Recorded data
## begin

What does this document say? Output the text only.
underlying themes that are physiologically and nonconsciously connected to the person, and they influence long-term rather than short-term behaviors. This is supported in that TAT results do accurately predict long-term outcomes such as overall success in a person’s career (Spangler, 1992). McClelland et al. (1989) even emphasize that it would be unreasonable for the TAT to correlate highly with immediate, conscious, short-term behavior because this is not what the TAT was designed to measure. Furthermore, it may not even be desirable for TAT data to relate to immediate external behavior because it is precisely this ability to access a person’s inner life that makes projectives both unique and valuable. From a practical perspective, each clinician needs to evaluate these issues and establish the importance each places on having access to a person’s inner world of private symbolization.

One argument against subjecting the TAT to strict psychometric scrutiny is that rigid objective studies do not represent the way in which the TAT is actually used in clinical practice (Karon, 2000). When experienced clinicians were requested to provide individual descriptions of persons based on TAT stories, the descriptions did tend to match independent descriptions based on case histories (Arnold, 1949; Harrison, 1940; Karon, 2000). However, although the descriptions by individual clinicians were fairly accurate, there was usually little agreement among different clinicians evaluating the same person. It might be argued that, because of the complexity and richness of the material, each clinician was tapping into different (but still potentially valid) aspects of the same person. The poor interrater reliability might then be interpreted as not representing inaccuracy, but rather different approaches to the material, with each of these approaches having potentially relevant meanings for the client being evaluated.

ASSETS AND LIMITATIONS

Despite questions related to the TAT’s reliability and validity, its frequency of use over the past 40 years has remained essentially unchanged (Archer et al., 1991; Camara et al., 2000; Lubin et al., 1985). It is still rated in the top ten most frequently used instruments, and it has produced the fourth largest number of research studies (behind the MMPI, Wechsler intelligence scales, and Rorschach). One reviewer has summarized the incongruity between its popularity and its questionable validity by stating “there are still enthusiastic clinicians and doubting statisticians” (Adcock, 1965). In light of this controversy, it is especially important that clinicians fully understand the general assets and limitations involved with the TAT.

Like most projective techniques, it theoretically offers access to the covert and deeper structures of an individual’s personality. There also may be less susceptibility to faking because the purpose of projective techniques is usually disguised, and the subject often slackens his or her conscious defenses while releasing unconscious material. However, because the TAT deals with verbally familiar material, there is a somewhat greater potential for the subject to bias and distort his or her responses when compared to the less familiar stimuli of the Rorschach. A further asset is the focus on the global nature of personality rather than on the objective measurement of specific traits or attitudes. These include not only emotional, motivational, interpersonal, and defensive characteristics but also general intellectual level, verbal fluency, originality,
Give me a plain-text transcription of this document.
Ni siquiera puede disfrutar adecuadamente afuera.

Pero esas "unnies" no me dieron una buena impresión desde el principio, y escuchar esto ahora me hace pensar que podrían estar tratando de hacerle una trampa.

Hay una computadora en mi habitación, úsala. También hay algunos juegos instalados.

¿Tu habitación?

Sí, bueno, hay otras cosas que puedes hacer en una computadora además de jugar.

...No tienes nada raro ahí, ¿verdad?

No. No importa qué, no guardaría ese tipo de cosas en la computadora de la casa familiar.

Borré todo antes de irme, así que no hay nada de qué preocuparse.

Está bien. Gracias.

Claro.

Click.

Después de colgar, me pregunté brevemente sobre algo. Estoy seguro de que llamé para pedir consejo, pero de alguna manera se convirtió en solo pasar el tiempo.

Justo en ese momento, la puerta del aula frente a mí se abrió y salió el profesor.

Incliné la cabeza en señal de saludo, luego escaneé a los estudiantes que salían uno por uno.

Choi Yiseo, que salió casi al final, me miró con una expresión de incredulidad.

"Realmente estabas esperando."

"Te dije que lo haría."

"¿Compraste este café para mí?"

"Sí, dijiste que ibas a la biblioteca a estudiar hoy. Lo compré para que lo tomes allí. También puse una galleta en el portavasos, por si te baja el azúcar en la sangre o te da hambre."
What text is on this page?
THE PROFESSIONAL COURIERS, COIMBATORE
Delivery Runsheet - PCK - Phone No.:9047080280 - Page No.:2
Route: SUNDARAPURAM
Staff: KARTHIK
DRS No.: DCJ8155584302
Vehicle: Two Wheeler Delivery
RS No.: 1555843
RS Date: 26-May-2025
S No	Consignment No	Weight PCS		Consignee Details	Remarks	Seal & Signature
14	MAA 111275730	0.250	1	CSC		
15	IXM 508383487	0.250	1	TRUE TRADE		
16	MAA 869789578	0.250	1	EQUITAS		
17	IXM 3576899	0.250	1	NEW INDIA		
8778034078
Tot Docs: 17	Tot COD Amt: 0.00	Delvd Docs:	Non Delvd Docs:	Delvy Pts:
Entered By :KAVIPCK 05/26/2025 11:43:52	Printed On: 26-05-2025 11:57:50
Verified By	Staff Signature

## end

## To be done
Each line of the listing should be echoed back exactly.

## In response
What does this document say? Output the text only.
underlying themes that are physiologically and nonconsciously connected to the person, and they influence long-term rather than short-term behaviors. This is supported in that TAT results do accurately predict long-term outcomes such as overall success in a person’s career (Spangler, 1992). McClelland et al. (1989) even emphasize that it would be unreasonable for the TAT to correlate highly with immediate, conscious, short-term behavior because this is not what the TAT was designed to measure. Furthermore, it may not even be desirable for TAT data to relate to immediate external behavior because it is precisely this ability to access a person’s inner life that makes projectives both unique and valuable. From a practical perspective, each clinician needs to evaluate these issues and establish the importance each places on having access to a person’s inner world of private symbolization.

One argument against subjecting the TAT to strict psychometric scrutiny is that rigid objective studies do not represent the way in which the TAT is actually used in clinical practice (Karon, 2000). When experienced clinicians were requested to provide individual descriptions of persons based on TAT stories, the descriptions did tend to match independent descriptions based on case histories (Arnold, 1949; Harrison, 1940; Karon, 2000). However, although the descriptions by individual clinicians were fairly accurate, there was usually little agreement among different clinicians evaluating the same person. It might be argued that, because of the complexity and richness of the material, each clinician was tapping into different (but still potentially valid) aspects of the same person. The poor interrater reliability might then be interpreted as not representing inaccuracy, but rather different approaches to the material, with each of these approaches having potentially relevant meanings for the client being evaluated.

ASSETS AND LIMITATIONS

Despite questions related to the TAT’s reliability and validity, its frequency of use over the past 40 years has remained essentially unchanged (Archer et al., 1991; Camara et al., 2000; Lubin et al., 1985). It is still rated in the top ten most frequently used instruments, and it has produced the fourth largest number of research studies (behind the MMPI, Wechsler intelligence scales, and Rorschach). One reviewer has summarized the incongruity between its popularity and its questionable validity by stating “there are still enthusiastic clinicians and doubting statisticians” (Adcock, 1965). In light of this controversy, it is especially important that clinicians fully understand the general assets and limitations involved with the TAT.

Like most projective techniques, it theoretically offers access to the covert and deeper structures of an individual’s personality. There also may be less susceptibility to faking because the purpose of projective techniques is usually disguised, and the subject often slackens his or her conscious defenses while releasing unconscious material. However, because the TAT deals with verbally familiar material, there is a somewhat greater potential for the subject to bias and distort his or her responses when compared to the less familiar stimuli of the Rorschach. A further asset is the focus on the global nature of personality rather than on the objective measurement of specific traits or attitudes. These include not only emotional, motivational, interpersonal, and defensive characteristics but also general intellectual level, verbal fluency, originality,
Give me a plain-text transcription of this document.
Ni siquiera puede disfrutar adecuadamente afuera.

Pero esas "unnies" no me dieron una buena impresión desde el principio, y escuchar esto ahora me hace pensar que podrían estar tratando de hacerle una trampa.

Hay una computadora en mi habitación, úsala. También hay algunos juegos instalados.

¿Tu habitación?

Sí, bueno, hay otras cosas que puedes hacer en una computadora además de jugar.

...No tienes nada raro ahí, ¿verdad?

No. No importa qué, no guardaría ese tipo de cosas en la computadora de la casa familiar.

Borré todo antes de irme, así que no hay nada de qué preocuparse.

Está bien. Gracias.

Claro.

Click.

Después de colgar, me pregunté brevemente sobre algo. Estoy seguro de que llamé para pedir consejo, pero de alguna manera se convirtió en solo pasar el tiempo.

Justo en ese momento, la puerta del aula frente a mí se abrió y salió el profesor.

Incliné la cabeza en señal de saludo, luego escaneé a los estudiantes que salían uno por uno.

Choi Yiseo, que salió casi al final, me miró con una expresión de incredulidad.

"Realmente estabas esperando."

"Te dije que lo haría."

"¿Compraste este café para mí?"

"Sí, dijiste que ibas a la biblioteca a estudiar hoy. Lo compré para que lo tomes allí. También puse una galleta en el portavasos, por si te baja el azúcar en la sangre o te da hambre."
What text is on this page?
THE PROFESSIONAL COURIERS, COIMBATORE
Delivery Runsheet - PCK - Phone No.:9047080280 - Page No.:2
Route: SUNDARAPURAM
Staff: KARTHIK
DRS No.: DCJ8155584302
Vehicle: Two Wheeler Delivery
RS No.: 1555843
RS Date: 26-May-2025
S No	Consignment No	Weight PCS		Consignee Details	Remarks	Seal & Signature
14	MAA 111275730	0.250	1	CSC		
15	IXM 508383487	0.250	1	TRUE TRADE		
16	MAA 869789578	0.250	1	EQUITAS		
17	IXM 3576899	0.250	1	NEW INDIA		
8778034078
Tot Docs: 17	Tot COD Amt: 0.00	Delvd Docs:	Non Delvd Docs:	Delvy Pts:
Entered By :KAVIPCK 05/26/2025 11:43:52	Printed On: 26-05-2025 11:57:50
Verified By	Staff Signature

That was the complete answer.